#### Task to carry out
For the copy, please give all of the data again exactly and leave the pictures out.

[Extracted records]
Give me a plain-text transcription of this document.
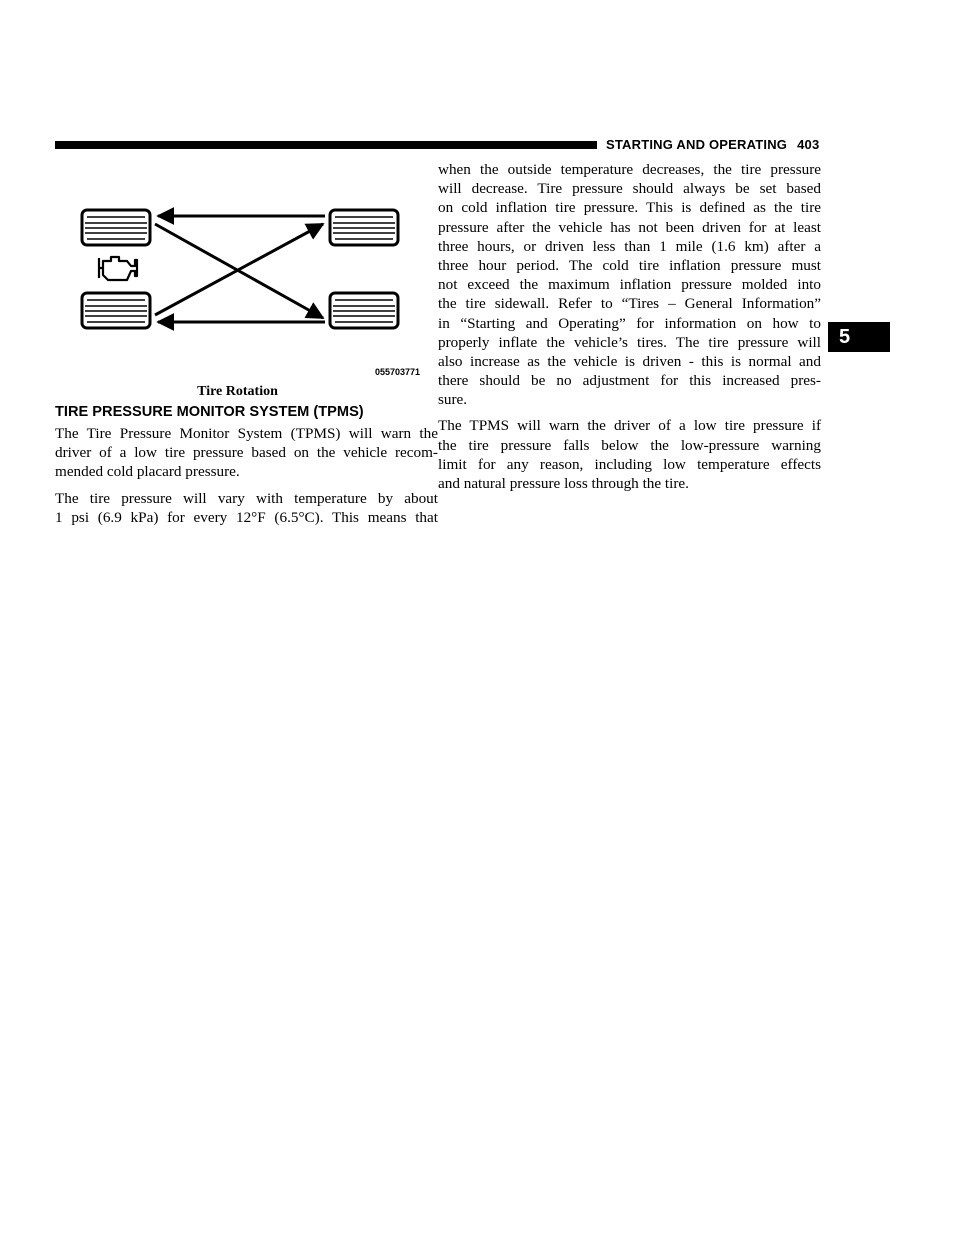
STARTING AND OPERATING 403
5
055703771
Tire Rotation
TIRE PRESSURE MONITOR SYSTEM (TPMS)

The Tire Pressure Monitor System (TPMS) will warn the
driver of a low tire pressure based on the vehicle recom-
mended cold placard pressure.

The tire pressure will vary with temperature by about
1 psi (6.9 kPa) for every 12°F (6.5°C). This means that

when the outside temperature decreases, the tire pressure
will decrease. Tire pressure should always be set based
on cold inflation tire pressure. This is defined as the tire
pressure after the vehicle has not been driven for at least
three hours, or driven less than 1 mile (1.6 km) after a
three hour period. The cold tire inflation pressure must
not exceed the maximum inflation pressure molded into
the tire sidewall. Refer to “Tires – General Information”
in “Starting and Operating” for information on how to
properly inflate the vehicle’s tires. The tire pressure will
also increase as the vehicle is driven - this is normal and
there should be no adjustment for this increased pres-
sure.

The TPMS will warn the driver of a low tire pressure if
the tire pressure falls below the low-pressure warning
limit for any reason, including low temperature effects
and natural pressure loss through the tire.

#### Answer below
Give me a plain-text transcription of this document.
STARTING AND OPERATING 403
5
055703771
Tire Rotation
TIRE PRESSURE MONITOR SYSTEM (TPMS)

The Tire Pressure Monitor System (TPMS) will warn the
driver of a low tire pressure based on the vehicle recom-
mended cold placard pressure.

The tire pressure will vary with temperature by about
1 psi (6.9 kPa) for every 12°F (6.5°C). This means that

when the outside temperature decreases, the tire pressure
will decrease. Tire pressure should always be set based
on cold inflation tire pressure. This is defined as the tire
pressure after the vehicle has not been driven for at least
three hours, or driven less than 1 mile (1.6 km) after a
three hour period. The cold tire inflation pressure must
not exceed the maximum inflation pressure molded into
the tire sidewall. Refer to “Tires – General Information”
in “Starting and Operating” for information on how to
properly inflate the vehicle’s tires. The tire pressure will
also increase as the vehicle is driven - this is normal and
there should be no adjustment for this increased pres-
sure.

The TPMS will warn the driver of a low tire pressure if
the tire pressure falls below the low-pressure warning
limit for any reason, including low temperature effects
and natural pressure loss through the tire.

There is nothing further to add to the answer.